▶ _THE PROBLEM_:
Convert every line of the listing below into a numbered list, leaving out any blank lines.

[Saved entries]
====================
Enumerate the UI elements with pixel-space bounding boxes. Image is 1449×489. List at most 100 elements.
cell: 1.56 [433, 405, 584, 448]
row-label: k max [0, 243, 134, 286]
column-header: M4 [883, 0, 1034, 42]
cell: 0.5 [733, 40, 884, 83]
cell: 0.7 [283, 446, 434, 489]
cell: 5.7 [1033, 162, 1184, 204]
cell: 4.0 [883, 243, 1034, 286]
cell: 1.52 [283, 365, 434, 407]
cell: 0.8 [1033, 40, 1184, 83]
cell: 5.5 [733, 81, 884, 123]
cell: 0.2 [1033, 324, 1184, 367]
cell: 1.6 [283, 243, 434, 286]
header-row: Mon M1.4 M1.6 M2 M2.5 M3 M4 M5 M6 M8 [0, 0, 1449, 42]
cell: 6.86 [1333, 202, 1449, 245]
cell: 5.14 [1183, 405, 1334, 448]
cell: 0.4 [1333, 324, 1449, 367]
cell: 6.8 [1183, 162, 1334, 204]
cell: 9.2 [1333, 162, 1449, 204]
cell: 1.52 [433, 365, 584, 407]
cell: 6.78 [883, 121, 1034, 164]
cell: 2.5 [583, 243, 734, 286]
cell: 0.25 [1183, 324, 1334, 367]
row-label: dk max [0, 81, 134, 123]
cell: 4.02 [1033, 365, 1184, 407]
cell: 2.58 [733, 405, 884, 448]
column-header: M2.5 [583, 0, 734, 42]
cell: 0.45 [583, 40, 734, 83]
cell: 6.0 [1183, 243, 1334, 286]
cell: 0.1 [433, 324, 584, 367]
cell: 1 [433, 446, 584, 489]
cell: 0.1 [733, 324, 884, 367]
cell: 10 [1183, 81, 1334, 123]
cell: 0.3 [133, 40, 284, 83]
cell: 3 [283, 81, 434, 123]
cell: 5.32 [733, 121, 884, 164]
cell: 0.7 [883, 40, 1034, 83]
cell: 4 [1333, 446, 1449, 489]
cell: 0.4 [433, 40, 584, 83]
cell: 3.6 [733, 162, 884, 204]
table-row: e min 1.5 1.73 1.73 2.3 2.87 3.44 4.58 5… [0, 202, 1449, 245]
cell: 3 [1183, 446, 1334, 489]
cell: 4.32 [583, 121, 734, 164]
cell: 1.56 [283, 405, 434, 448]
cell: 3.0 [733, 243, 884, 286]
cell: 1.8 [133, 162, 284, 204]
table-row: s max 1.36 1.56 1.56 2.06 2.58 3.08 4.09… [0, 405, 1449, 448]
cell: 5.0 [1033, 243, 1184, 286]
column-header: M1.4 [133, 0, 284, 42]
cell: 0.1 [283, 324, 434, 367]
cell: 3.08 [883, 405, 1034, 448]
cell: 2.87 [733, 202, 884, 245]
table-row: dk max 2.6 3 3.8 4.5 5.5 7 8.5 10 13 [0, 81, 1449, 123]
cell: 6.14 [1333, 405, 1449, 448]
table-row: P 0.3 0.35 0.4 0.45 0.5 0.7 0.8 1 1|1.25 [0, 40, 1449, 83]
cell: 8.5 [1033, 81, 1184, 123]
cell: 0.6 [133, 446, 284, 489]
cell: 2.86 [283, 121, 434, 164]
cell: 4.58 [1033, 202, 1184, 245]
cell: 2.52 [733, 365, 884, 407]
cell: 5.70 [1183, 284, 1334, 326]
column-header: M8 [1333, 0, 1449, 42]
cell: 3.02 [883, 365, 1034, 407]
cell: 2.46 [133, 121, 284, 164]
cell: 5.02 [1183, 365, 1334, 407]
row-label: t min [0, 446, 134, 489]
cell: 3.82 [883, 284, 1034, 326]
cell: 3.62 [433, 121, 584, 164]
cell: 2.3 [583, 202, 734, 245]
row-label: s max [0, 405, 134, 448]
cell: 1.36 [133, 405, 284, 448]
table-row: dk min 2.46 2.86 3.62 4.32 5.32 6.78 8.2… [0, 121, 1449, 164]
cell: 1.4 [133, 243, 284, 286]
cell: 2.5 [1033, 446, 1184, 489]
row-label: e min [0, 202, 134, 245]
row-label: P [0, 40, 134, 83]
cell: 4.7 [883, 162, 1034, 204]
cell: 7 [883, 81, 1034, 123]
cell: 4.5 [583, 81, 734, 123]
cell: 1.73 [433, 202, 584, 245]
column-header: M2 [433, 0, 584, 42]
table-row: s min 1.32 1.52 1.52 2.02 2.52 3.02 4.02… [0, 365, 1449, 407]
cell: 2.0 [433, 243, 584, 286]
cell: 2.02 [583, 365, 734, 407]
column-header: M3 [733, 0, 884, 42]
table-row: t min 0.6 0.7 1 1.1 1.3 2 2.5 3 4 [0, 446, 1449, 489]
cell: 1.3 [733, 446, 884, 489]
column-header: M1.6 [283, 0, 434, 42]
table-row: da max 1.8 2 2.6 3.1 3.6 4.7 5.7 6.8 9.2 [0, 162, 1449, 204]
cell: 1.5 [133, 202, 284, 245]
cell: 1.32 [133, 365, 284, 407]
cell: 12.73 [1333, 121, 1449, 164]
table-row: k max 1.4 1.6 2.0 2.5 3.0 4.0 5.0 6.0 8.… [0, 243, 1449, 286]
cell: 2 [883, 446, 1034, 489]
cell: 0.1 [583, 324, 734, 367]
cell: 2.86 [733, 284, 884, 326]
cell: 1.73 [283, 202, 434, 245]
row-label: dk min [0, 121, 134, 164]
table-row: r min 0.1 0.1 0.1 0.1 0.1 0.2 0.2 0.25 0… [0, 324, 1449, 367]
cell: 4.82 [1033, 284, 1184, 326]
====================
▶ _ANSWER IN FULL_:
1. Enumerate the UI elements with pixel-space bounding boxes. Image is 1449×489. List at most 100 elements.
2. cell: 1.56 [433, 405, 584, 448]
3. row-label: k max [0, 243, 134, 286]
4. column-header: M4 [883, 0, 1034, 42]
5. cell: 0.5 [733, 40, 884, 83]
6. cell: 0.7 [283, 446, 434, 489]
7. cell: 5.7 [1033, 162, 1184, 204]
8. cell: 4.0 [883, 243, 1034, 286]
9. cell: 1.52 [283, 365, 434, 407]
10. cell: 0.8 [1033, 40, 1184, 83]
11. cell: 5.5 [733, 81, 884, 123]
12. cell: 0.2 [1033, 324, 1184, 367]
13. cell: 1.6 [283, 243, 434, 286]
14. header-row: Mon M1.4 M1.6 M2 M2.5 M3 M4 M5 M6 M8 [0, 0, 1449, 42]
15. cell: 6.86 [1333, 202, 1449, 245]
16. cell: 5.14 [1183, 405, 1334, 448]
17. cell: 0.4 [1333, 324, 1449, 367]
18. cell: 6.8 [1183, 162, 1334, 204]
19. cell: 9.2 [1333, 162, 1449, 204]
20. cell: 1.52 [433, 365, 584, 407]
21. cell: 6.78 [883, 121, 1034, 164]
22. cell: 2.5 [583, 243, 734, 286]
23. cell: 0.25 [1183, 324, 1334, 367]
24. row-label: dk max [0, 81, 134, 123]
25. cell: 4.02 [1033, 365, 1184, 407]
26. cell: 2.58 [733, 405, 884, 448]
27. column-header: M2.5 [583, 0, 734, 42]
28. cell: 0.45 [583, 40, 734, 83]
29. cell: 6.0 [1183, 243, 1334, 286]
30. cell: 0.1 [433, 324, 584, 367]
31. cell: 1 [433, 446, 584, 489]
32. cell: 0.1 [733, 324, 884, 367]
33. cell: 10 [1183, 81, 1334, 123]
34. cell: 0.3 [133, 40, 284, 83]
35. cell: 3 [283, 81, 434, 123]
36. cell: 5.32 [733, 121, 884, 164]
37. cell: 0.7 [883, 40, 1034, 83]
38. cell: 4 [1333, 446, 1449, 489]
39. cell: 0.4 [433, 40, 584, 83]
40. cell: 3.6 [733, 162, 884, 204]
41. table-row: e min 1.5 1.73 1.73 2.3 2.87 3.44 4.58 5… [0, 202, 1449, 245]
42. cell: 3 [1183, 446, 1334, 489]
43. cell: 4.32 [583, 121, 734, 164]
44. cell: 1.56 [283, 405, 434, 448]
45. cell: 3.0 [733, 243, 884, 286]
46. cell: 1.8 [133, 162, 284, 204]
47. table-row: s max 1.36 1.56 1.56 2.06 2.58 3.08 4.09… [0, 405, 1449, 448]
48. cell: 5.0 [1033, 243, 1184, 286]
49. column-header: M1.4 [133, 0, 284, 42]
50. cell: 0.1 [283, 324, 434, 367]
51. cell: 3.08 [883, 405, 1034, 448]
52. cell: 2.87 [733, 202, 884, 245]
53. table-row: dk max 2.6 3 3.8 4.5 5.5 7 8.5 10 13 [0, 81, 1449, 123]
54. cell: 6.14 [1333, 405, 1449, 448]
55. table-row: P 0.3 0.35 0.4 0.45 0.5 0.7 0.8 1 1|1.25 [0, 40, 1449, 83]
56. cell: 8.5 [1033, 81, 1184, 123]
57. cell: 0.6 [133, 446, 284, 489]
58. cell: 2.86 [283, 121, 434, 164]
59. cell: 4.58 [1033, 202, 1184, 245]
60. cell: 2.52 [733, 365, 884, 407]
61. cell: 5.70 [1183, 284, 1334, 326]
62. column-header: M8 [1333, 0, 1449, 42]
63. cell: 3.02 [883, 365, 1034, 407]
64. cell: 2.46 [133, 121, 284, 164]
65. cell: 5.02 [1183, 365, 1334, 407]
66. row-label: t min [0, 446, 134, 489]
67. cell: 3.82 [883, 284, 1034, 326]
68. cell: 3.62 [433, 121, 584, 164]
69. cell: 2.3 [583, 202, 734, 245]
70. row-label: s max [0, 405, 134, 448]
71. cell: 1.36 [133, 405, 284, 448]
72. table-row: dk min 2.46 2.86 3.62 4.32 5.32 6.78 8.2… [0, 121, 1449, 164]
73. cell: 1.4 [133, 243, 284, 286]
74. cell: 2.5 [1033, 446, 1184, 489]
75. row-label: e min [0, 202, 134, 245]
76. row-label: P [0, 40, 134, 83]
77. cell: 4.7 [883, 162, 1034, 204]
78. cell: 7 [883, 81, 1034, 123]
79. cell: 4.5 [583, 81, 734, 123]
80. cell: 1.73 [433, 202, 584, 245]
81. column-header: M2 [433, 0, 584, 42]
82. table-row: s min 1.32 1.52 1.52 2.02 2.52 3.02 4.02… [0, 365, 1449, 407]
83. cell: 2.0 [433, 243, 584, 286]
84. cell: 2.02 [583, 365, 734, 407]
85. column-header: M3 [733, 0, 884, 42]
86. table-row: t min 0.6 0.7 1 1.1 1.3 2 2.5 3 4 [0, 446, 1449, 489]
87. cell: 1.3 [733, 446, 884, 489]
88. column-header: M1.6 [283, 0, 434, 42]
89. table-row: da max 1.8 2 2.6 3.1 3.6 4.7 5.7 6.8 9.2 [0, 162, 1449, 204]
90. cell: 1.5 [133, 202, 284, 245]
91. cell: 1.32 [133, 365, 284, 407]
92. cell: 12.73 [1333, 121, 1449, 164]
93. table-row: k max 1.4 1.6 2.0 2.5 3.0 4.0 5.0 6.0 8.… [0, 243, 1449, 286]
94. cell: 2 [883, 446, 1034, 489]
95. cell: 0.1 [583, 324, 734, 367]
96. cell: 2.86 [733, 284, 884, 326]
97. cell: 1.73 [283, 202, 434, 245]
98. row-label: dk min [0, 121, 134, 164]
99. table-row: r min 0.1 0.1 0.1 0.1 0.1 0.2 0.2 0.25 0… [0, 324, 1449, 367]
100. cell: 4.82 [1033, 284, 1184, 326]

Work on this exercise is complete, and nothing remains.